"""
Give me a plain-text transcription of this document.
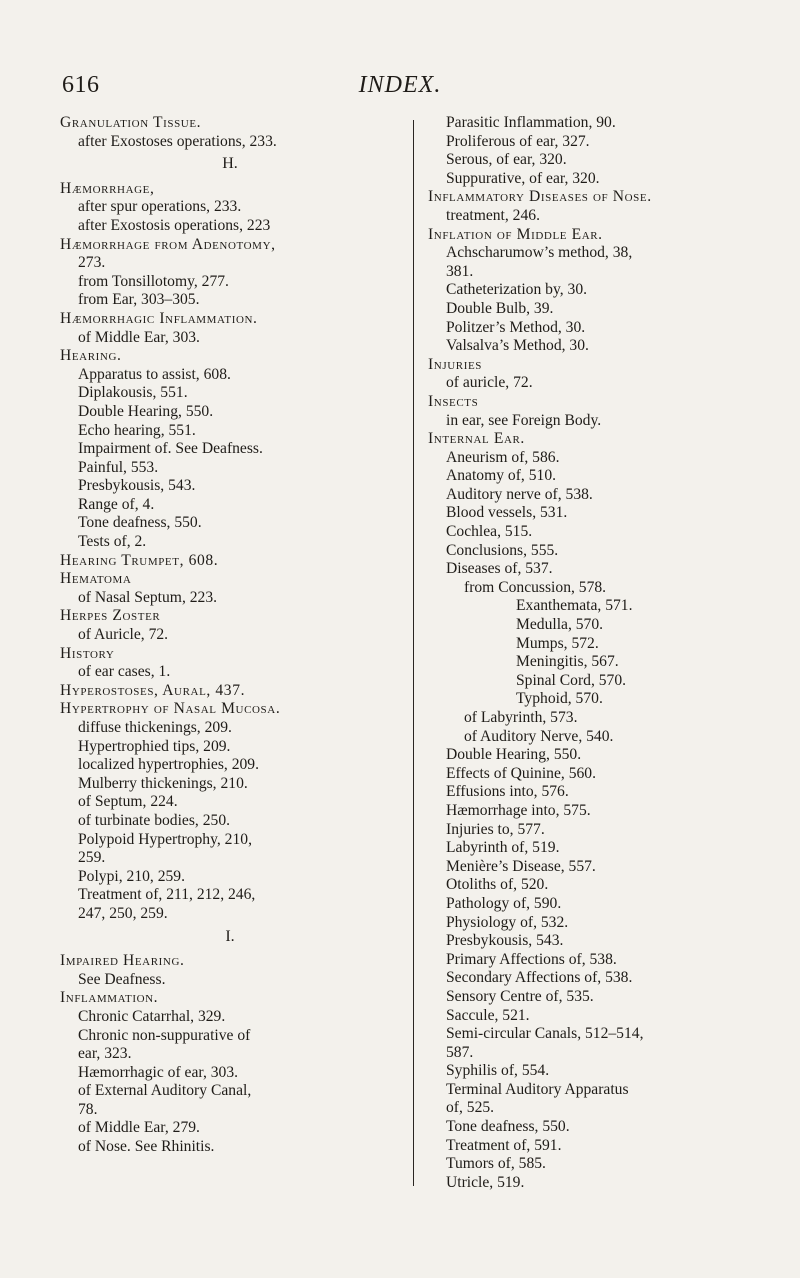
616	INDEX.
Granulation Tissue.
after Exostoses operations, 233.
H.
Hæmorrhage,
after spur operations, 233.
after Exostosis operations, 223
Hæmorrhage from Adenotomy,
273.
from Tonsillotomy, 277.
from Ear, 303–305.
Hæmorrhagic Inflammation.
of Middle Ear, 303.
Hearing.
Apparatus to assist, 608.
Diplakousis, 551.
Double Hearing, 550.
Echo hearing, 551.
Impairment of. See Deafness.
Painful, 553.
Presbykousis, 543.
Range of, 4.
Tone deafness, 550.
Tests of, 2.
Hearing Trumpet, 608.
Hematoma
of Nasal Septum, 223.
Herpes Zoster
of Auricle, 72.
History
of ear cases, 1.
Hyperostoses, Aural, 437.
Hypertrophy of Nasal Mucosa.
diffuse thickenings, 209.
Hypertrophied tips, 209.
localized hypertrophies, 209.
Mulberry thickenings, 210.
of Septum, 224.
of turbinate bodies, 250.
Polypoid Hypertrophy, 210,
259.
Polypi, 210, 259.
Treatment of, 211, 212, 246,
247, 250, 259.
I.
Impaired Hearing.
See Deafness.
Inflammation.
Chronic Catarrhal, 329.
Chronic non-suppurative of
ear, 323.
Hæmorrhagic of ear, 303.
of External Auditory Canal,
78.
of Middle Ear, 279.
of Nose. See Rhinitis.
Parasitic Inflammation, 90.
Proliferous of ear, 327.
Serous, of ear, 320.
Suppurative, of ear, 320.
Inflammatory Diseases of Nose.
treatment, 246.
Inflation of Middle Ear.
Achscharumow’s method, 38,
381.
Catheterization by, 30.
Double Bulb, 39.
Politzer’s Method, 30.
Valsalva’s Method, 30.
Injuries
of auricle, 72.
Insects
in ear, see Foreign Body.
Internal Ear.
Aneurism of, 586.
Anatomy of, 510.
Auditory nerve of, 538.
Blood vessels, 531.
Cochlea, 515.
Conclusions, 555.
Diseases of, 537.
from Concussion, 578.
Exanthemata, 571.
Medulla, 570.
Mumps, 572.
Meningitis, 567.
Spinal Cord, 570.
Typhoid, 570.
of Labyrinth, 573.
of Auditory Nerve, 540.
Double Hearing, 550.
Effects of Quinine, 560.
Effusions into, 576.
Hæmorrhage into, 575.
Injuries to, 577.
Labyrinth of, 519.
Menière’s Disease, 557.
Otoliths of, 520.
Pathology of, 590.
Physiology of, 532.
Presbykousis, 543.
Primary Affections of, 538.
Secondary Affections of, 538.
Sensory Centre of, 535.
Saccule, 521.
Semi-circular Canals, 512–514,
587.
Syphilis of, 554.
Terminal Auditory Apparatus
of, 525.
Tone deafness, 550.
Treatment of, 591.
Tumors of, 585.
Utricle, 519.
"""
# What you should do
From the material above, reproduce everything verbatim except the pictures.

# Solution
Give me a plain-text transcription of this document.
616	INDEX.
Granulation Tissue.
after Exostoses operations, 233.
H.
Hæmorrhage,
after spur operations, 233.
after Exostosis operations, 223
Hæmorrhage from Adenotomy,
273.
from Tonsillotomy, 277.
from Ear, 303–305.
Hæmorrhagic Inflammation.
of Middle Ear, 303.
Hearing.
Apparatus to assist, 608.
Diplakousis, 551.
Double Hearing, 550.
Echo hearing, 551.
Impairment of. See Deafness.
Painful, 553.
Presbykousis, 543.
Range of, 4.
Tone deafness, 550.
Tests of, 2.
Hearing Trumpet, 608.
Hematoma
of Nasal Septum, 223.
Herpes Zoster
of Auricle, 72.
History
of ear cases, 1.
Hyperostoses, Aural, 437.
Hypertrophy of Nasal Mucosa.
diffuse thickenings, 209.
Hypertrophied tips, 209.
localized hypertrophies, 209.
Mulberry thickenings, 210.
of Septum, 224.
of turbinate bodies, 250.
Polypoid Hypertrophy, 210,
259.
Polypi, 210, 259.
Treatment of, 211, 212, 246,
247, 250, 259.
I.
Impaired Hearing.
See Deafness.
Inflammation.
Chronic Catarrhal, 329.
Chronic non-suppurative of
ear, 323.
Hæmorrhagic of ear, 303.
of External Auditory Canal,
78.
of Middle Ear, 279.
of Nose. See Rhinitis.
Parasitic Inflammation, 90.
Proliferous of ear, 327.
Serous, of ear, 320.
Suppurative, of ear, 320.
Inflammatory Diseases of Nose.
treatment, 246.
Inflation of Middle Ear.
Achscharumow’s method, 38,
381.
Catheterization by, 30.
Double Bulb, 39.
Politzer’s Method, 30.
Valsalva’s Method, 30.
Injuries
of auricle, 72.
Insects
in ear, see Foreign Body.
Internal Ear.
Aneurism of, 586.
Anatomy of, 510.
Auditory nerve of, 538.
Blood vessels, 531.
Cochlea, 515.
Conclusions, 555.
Diseases of, 537.
from Concussion, 578.
Exanthemata, 571.
Medulla, 570.
Mumps, 572.
Meningitis, 567.
Spinal Cord, 570.
Typhoid, 570.
of Labyrinth, 573.
of Auditory Nerve, 540.
Double Hearing, 550.
Effects of Quinine, 560.
Effusions into, 576.
Hæmorrhage into, 575.
Injuries to, 577.
Labyrinth of, 519.
Menière’s Disease, 557.
Otoliths of, 520.
Pathology of, 590.
Physiology of, 532.
Presbykousis, 543.
Primary Affections of, 538.
Secondary Affections of, 538.
Sensory Centre of, 535.
Saccule, 521.
Semi-circular Canals, 512–514,
587.
Syphilis of, 554.
Terminal Auditory Apparatus
of, 525.
Tone deafness, 550.
Treatment of, 591.
Tumors of, 585.
Utricle, 519.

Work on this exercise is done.